● **Records shown**:
+ + + + + + +
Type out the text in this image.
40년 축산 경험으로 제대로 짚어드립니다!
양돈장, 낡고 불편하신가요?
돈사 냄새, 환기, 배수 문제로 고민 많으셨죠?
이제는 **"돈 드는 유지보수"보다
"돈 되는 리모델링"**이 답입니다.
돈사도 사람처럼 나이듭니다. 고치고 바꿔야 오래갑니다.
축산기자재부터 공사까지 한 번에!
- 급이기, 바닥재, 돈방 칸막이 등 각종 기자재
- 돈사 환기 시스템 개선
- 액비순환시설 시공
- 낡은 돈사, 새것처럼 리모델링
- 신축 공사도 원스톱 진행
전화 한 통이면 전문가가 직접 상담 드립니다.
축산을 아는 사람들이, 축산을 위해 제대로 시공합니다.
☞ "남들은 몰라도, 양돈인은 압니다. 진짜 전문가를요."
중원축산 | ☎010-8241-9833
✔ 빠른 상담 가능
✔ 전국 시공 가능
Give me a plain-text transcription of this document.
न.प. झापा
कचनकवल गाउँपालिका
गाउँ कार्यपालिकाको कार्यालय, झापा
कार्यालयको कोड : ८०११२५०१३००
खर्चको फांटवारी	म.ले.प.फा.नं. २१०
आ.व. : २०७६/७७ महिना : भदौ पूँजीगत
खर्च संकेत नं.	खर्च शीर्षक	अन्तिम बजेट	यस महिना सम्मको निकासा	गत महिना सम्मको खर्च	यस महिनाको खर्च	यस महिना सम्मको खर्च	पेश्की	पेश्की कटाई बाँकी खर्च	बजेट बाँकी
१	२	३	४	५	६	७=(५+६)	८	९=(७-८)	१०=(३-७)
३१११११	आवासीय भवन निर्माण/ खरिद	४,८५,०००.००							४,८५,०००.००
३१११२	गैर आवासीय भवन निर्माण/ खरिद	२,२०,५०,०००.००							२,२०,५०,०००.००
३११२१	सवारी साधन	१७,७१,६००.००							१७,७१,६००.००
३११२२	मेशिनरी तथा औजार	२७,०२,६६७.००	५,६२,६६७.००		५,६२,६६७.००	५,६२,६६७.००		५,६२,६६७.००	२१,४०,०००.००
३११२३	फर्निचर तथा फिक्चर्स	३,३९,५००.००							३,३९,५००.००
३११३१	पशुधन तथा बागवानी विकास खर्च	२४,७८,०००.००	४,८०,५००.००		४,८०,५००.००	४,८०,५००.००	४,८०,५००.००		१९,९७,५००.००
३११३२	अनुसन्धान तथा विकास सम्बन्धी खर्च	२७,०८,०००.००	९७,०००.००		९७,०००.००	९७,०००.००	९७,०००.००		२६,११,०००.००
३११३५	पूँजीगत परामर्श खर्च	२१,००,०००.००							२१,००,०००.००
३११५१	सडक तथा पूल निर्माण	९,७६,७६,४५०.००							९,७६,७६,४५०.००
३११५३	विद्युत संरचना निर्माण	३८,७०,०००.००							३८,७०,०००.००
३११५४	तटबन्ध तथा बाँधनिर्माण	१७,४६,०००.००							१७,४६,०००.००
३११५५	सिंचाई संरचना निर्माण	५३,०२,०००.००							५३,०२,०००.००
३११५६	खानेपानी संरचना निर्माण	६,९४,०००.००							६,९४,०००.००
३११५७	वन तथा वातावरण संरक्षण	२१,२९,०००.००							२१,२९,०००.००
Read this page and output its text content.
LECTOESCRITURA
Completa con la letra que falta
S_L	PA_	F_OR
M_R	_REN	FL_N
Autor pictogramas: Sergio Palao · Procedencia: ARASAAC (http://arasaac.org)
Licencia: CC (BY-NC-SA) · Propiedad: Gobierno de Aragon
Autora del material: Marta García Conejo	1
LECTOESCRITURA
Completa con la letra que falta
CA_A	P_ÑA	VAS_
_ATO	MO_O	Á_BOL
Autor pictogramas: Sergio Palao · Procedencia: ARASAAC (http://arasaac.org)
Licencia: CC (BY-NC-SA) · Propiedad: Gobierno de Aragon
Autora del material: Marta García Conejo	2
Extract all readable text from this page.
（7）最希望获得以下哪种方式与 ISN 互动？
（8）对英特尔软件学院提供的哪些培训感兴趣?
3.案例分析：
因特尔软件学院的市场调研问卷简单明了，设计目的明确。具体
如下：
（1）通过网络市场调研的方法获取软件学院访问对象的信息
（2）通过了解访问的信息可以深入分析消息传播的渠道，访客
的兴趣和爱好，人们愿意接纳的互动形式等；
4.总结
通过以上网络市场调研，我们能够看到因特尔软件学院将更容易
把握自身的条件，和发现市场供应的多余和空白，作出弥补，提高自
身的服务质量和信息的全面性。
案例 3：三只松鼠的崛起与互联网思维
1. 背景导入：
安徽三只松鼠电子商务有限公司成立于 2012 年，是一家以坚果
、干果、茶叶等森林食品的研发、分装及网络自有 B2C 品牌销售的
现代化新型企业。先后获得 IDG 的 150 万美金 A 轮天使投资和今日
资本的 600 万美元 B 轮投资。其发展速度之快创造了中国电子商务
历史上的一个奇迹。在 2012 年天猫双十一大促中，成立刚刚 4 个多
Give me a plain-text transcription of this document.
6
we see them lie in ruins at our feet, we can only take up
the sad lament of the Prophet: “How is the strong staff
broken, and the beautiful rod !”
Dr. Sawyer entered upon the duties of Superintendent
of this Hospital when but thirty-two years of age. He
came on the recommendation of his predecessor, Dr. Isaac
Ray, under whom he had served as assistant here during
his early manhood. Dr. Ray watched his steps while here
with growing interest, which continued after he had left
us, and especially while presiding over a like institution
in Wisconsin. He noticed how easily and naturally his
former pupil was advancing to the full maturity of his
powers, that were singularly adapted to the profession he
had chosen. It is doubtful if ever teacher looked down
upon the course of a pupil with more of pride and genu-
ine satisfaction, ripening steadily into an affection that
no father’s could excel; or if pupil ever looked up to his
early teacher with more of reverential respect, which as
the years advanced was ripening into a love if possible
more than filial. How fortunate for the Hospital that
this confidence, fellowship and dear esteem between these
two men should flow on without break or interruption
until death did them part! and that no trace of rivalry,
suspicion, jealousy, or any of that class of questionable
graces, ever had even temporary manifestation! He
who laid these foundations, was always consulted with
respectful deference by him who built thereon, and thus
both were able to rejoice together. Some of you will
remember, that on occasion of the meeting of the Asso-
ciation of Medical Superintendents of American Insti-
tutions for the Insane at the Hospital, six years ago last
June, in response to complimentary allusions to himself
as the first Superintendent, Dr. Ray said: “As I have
+ + + + + + +
● **Task instructions**: Copy every line of the records above that holds the word "pupil".

● **Result for this exercise**:
former pupil was advancing to the full maturity of his
upon the course of a pupil with more of pride and genu-
no father’s could excel; or if pupil ever looked up to his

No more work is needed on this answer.